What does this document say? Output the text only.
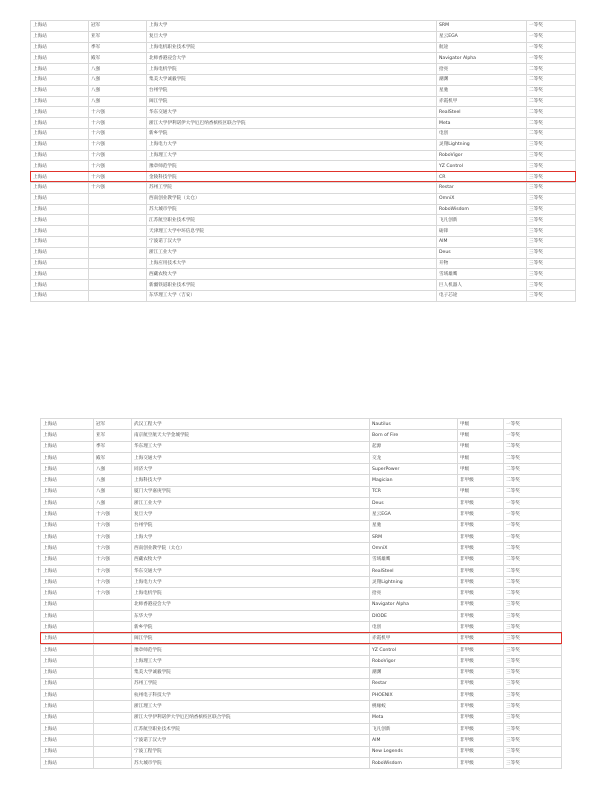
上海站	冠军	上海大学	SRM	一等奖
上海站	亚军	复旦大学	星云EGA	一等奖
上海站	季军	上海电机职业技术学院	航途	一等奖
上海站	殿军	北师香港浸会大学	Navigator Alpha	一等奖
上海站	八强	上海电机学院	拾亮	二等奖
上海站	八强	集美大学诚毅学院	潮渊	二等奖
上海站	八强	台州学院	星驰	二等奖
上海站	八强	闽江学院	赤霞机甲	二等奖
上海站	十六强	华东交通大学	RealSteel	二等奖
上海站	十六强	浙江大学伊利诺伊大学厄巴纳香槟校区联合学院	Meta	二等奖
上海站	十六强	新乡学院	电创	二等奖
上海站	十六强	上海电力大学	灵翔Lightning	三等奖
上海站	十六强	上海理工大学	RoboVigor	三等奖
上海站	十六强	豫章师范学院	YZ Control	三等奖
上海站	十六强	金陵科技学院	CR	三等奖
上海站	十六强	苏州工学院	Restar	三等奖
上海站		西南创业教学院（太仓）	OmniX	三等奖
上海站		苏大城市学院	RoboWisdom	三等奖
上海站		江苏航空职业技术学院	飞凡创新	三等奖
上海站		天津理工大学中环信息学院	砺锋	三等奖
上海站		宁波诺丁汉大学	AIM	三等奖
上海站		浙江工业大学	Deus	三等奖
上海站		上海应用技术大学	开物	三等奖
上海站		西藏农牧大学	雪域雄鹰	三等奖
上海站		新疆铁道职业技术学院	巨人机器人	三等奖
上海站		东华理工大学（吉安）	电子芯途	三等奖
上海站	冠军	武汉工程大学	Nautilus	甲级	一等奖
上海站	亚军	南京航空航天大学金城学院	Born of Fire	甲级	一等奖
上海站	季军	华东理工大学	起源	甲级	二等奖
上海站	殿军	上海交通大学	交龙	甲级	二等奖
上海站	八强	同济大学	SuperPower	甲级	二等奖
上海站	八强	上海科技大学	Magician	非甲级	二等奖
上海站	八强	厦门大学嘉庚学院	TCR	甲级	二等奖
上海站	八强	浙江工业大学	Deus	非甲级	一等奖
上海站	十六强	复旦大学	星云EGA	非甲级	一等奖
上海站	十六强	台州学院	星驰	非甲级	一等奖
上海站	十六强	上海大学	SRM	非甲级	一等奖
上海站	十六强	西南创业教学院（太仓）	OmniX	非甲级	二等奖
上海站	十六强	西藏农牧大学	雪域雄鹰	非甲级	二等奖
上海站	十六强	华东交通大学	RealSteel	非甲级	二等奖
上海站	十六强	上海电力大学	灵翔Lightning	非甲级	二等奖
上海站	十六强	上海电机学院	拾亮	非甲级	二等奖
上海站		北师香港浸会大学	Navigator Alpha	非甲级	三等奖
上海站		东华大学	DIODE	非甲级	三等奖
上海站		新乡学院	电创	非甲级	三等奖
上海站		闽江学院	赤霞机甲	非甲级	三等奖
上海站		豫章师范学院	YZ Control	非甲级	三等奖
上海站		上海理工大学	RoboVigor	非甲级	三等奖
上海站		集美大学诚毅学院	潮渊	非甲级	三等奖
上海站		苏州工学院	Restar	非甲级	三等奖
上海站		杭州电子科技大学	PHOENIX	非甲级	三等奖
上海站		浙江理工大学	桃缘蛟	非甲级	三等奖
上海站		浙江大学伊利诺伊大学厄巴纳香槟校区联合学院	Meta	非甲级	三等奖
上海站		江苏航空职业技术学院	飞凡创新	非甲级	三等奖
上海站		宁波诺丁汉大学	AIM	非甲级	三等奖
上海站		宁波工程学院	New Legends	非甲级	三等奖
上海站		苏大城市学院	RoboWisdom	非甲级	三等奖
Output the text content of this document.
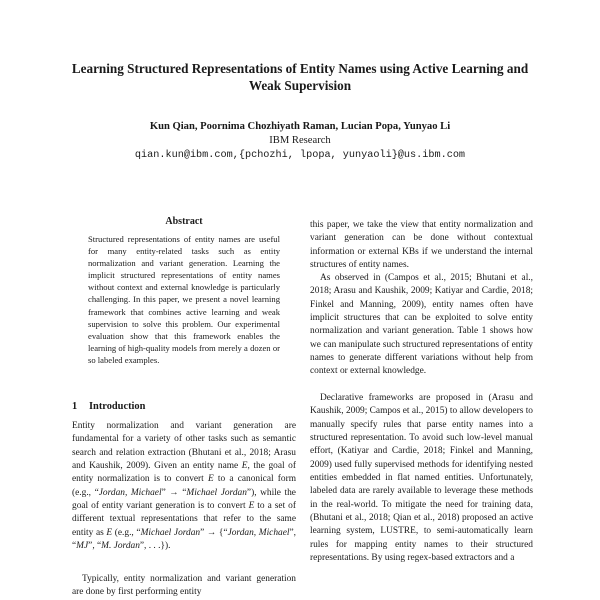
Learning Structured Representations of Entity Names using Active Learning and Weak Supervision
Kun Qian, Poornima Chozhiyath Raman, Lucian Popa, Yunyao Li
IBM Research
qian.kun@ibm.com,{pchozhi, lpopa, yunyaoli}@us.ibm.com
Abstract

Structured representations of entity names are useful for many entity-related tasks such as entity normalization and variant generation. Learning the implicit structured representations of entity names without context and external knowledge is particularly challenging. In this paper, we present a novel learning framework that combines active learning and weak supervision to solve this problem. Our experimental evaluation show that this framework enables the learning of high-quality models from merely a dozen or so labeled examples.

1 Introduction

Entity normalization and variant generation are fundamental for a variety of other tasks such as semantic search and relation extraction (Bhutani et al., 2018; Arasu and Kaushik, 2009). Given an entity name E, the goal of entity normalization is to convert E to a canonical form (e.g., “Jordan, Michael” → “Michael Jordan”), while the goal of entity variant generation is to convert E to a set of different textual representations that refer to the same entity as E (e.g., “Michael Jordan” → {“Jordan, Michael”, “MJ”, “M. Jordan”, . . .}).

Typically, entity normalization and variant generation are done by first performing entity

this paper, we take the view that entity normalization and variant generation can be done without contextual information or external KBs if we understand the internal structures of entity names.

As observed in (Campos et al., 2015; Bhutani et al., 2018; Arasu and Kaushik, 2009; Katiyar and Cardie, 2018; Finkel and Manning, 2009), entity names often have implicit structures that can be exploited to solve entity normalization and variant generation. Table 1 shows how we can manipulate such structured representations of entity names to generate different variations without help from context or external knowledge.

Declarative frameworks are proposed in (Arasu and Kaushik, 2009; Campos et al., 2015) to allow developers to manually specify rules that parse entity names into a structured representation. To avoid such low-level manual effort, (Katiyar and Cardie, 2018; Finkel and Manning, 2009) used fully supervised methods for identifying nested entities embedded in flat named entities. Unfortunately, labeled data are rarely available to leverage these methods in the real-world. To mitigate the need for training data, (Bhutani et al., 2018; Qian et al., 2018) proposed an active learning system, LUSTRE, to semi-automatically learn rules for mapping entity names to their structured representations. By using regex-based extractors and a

---

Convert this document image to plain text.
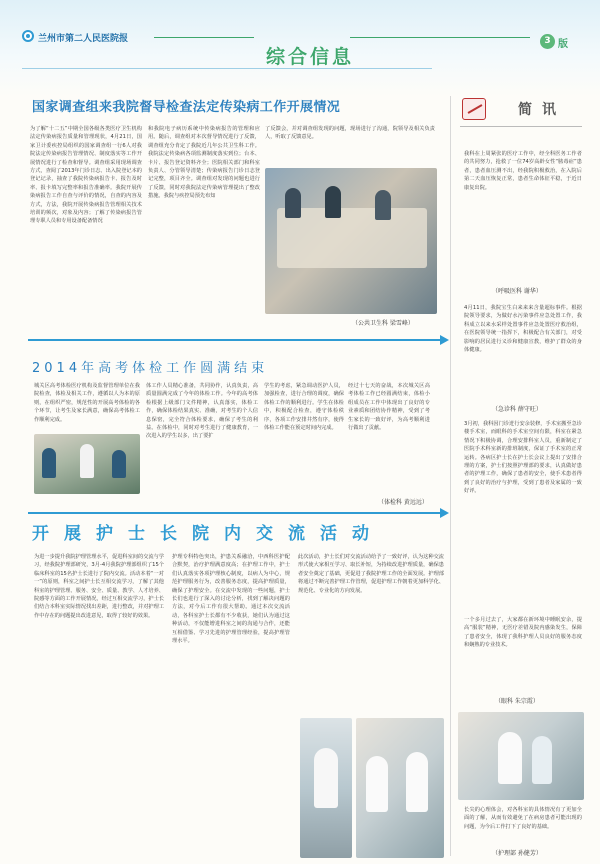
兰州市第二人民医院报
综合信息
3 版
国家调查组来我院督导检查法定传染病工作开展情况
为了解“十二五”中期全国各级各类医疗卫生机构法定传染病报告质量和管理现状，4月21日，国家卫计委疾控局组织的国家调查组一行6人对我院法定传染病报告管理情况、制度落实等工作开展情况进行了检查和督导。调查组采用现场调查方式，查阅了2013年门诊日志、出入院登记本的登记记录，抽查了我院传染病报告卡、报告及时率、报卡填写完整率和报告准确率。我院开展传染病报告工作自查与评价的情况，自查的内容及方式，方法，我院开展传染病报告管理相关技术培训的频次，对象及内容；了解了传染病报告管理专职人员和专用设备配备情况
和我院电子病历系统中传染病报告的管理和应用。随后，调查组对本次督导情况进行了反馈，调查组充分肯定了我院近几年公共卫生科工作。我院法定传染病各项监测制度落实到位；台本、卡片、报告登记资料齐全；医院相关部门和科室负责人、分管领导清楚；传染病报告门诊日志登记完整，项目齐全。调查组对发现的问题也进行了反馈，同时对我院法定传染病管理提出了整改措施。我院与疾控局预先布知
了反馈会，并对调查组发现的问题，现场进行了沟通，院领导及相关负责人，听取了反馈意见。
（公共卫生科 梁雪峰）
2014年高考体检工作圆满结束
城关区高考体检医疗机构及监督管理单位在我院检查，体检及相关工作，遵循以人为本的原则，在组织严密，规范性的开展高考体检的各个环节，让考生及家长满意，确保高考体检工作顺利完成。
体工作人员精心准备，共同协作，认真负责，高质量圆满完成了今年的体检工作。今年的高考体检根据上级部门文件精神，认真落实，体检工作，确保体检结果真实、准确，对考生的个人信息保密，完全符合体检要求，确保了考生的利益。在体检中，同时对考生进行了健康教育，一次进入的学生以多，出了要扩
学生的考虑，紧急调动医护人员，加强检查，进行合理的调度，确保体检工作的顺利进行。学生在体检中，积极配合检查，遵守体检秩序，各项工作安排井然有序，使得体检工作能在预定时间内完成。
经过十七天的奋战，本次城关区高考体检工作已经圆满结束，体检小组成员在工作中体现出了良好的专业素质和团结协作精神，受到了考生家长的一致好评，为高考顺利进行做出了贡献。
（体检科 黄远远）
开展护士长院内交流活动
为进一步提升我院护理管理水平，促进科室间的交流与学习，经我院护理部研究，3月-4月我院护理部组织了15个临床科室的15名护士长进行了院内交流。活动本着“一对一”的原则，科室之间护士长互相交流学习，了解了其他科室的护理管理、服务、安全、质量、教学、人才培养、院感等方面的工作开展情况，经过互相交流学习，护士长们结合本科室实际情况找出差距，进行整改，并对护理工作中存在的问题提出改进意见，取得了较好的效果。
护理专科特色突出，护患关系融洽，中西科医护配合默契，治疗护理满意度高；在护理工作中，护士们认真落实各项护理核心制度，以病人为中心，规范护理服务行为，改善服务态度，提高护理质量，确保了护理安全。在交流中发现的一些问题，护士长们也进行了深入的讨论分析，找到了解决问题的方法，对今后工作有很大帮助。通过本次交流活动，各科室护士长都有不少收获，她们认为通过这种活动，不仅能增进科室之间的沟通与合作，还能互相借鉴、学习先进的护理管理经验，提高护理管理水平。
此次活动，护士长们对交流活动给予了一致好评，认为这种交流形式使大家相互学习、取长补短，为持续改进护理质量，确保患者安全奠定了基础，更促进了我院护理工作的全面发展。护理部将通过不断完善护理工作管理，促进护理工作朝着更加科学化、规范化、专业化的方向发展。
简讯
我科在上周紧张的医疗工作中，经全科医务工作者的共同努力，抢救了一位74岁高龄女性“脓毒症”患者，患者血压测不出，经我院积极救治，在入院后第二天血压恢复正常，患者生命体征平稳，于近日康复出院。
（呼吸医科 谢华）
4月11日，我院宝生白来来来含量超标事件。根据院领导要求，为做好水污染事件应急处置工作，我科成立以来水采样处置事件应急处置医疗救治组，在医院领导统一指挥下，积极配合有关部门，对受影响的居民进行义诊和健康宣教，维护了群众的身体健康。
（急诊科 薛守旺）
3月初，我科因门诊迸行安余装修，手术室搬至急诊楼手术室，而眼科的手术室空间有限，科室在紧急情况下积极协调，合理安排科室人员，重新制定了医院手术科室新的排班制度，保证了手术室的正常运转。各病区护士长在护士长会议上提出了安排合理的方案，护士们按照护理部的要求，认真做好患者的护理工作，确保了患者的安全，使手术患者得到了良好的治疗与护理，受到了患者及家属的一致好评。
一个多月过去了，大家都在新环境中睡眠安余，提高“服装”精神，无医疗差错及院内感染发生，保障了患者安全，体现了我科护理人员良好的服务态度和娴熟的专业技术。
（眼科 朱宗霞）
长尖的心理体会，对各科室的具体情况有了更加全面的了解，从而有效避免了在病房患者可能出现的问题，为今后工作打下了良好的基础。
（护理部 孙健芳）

* * *

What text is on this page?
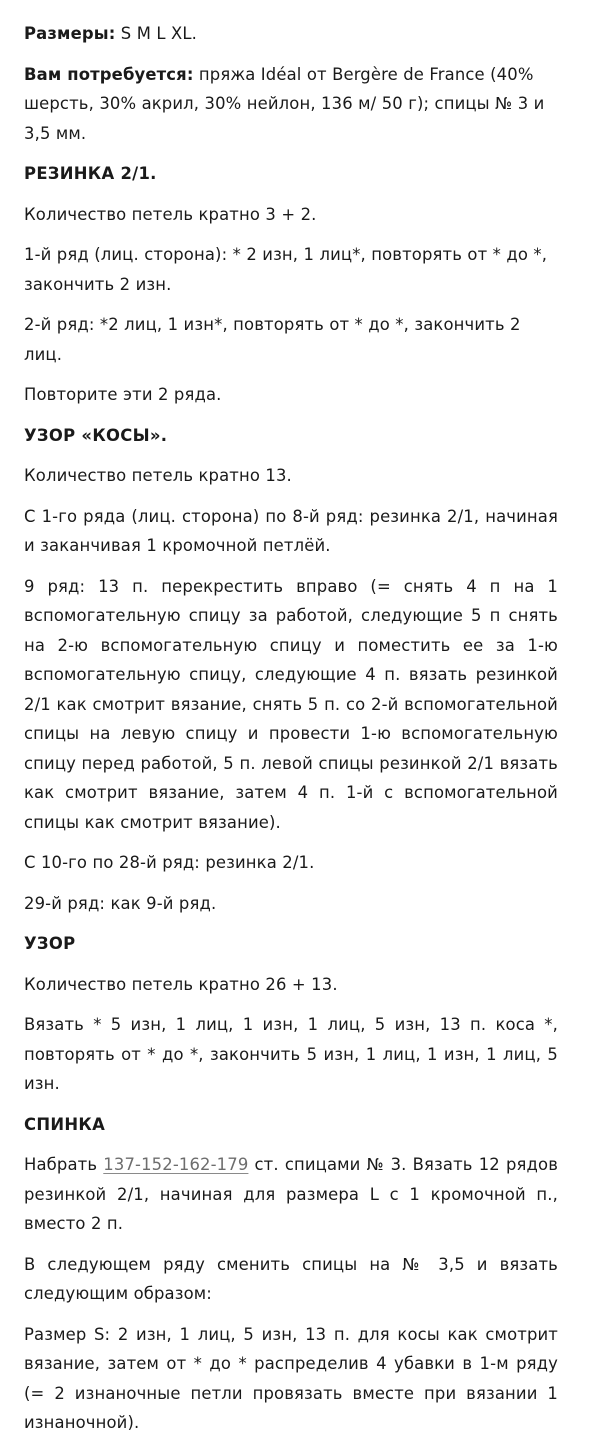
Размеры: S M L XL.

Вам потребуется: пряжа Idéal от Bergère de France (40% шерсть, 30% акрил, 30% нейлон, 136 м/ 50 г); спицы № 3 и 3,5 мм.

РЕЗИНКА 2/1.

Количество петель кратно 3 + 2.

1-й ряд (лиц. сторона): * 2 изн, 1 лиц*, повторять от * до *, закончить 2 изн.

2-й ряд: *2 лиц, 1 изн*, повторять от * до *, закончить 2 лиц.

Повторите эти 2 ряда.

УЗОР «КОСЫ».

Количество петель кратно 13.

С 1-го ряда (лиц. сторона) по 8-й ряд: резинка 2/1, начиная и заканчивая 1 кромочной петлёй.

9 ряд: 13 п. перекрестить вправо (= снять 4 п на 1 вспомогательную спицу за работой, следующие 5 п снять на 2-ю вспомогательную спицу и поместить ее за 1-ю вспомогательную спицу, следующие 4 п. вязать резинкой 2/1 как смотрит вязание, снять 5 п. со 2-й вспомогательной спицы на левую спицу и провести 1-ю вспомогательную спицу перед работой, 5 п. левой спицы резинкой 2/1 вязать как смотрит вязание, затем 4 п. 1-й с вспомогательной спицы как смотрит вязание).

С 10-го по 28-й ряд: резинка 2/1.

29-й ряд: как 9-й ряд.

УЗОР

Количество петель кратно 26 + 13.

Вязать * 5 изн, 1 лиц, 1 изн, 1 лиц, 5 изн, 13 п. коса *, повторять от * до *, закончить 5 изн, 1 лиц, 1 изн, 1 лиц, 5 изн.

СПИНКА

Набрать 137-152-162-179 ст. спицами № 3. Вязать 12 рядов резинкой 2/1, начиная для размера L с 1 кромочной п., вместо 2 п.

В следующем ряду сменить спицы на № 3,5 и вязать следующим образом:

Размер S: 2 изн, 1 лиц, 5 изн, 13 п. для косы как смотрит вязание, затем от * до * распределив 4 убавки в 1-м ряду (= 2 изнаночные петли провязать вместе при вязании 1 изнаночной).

> WORK INSTRUCTIONS:
Where a line of the records above holds the word "повторять", copy that line.

> TASK ANSWER:
1-й ряд (лиц. сторона): * 2 изн, 1 лиц*, повторять от * до *, закончить 2 изн.
2-й ряд: *2 лиц, 1 изн*, повторять от * до *, закончить 2 лиц.
Вязать * 5 изн, 1 лиц, 1 изн, 1 лиц, 5 изн, 13 п. коса *, повторять от * до *, закончить 5 изн, 1 лиц, 1 изн, 1 лиц, 5 изн.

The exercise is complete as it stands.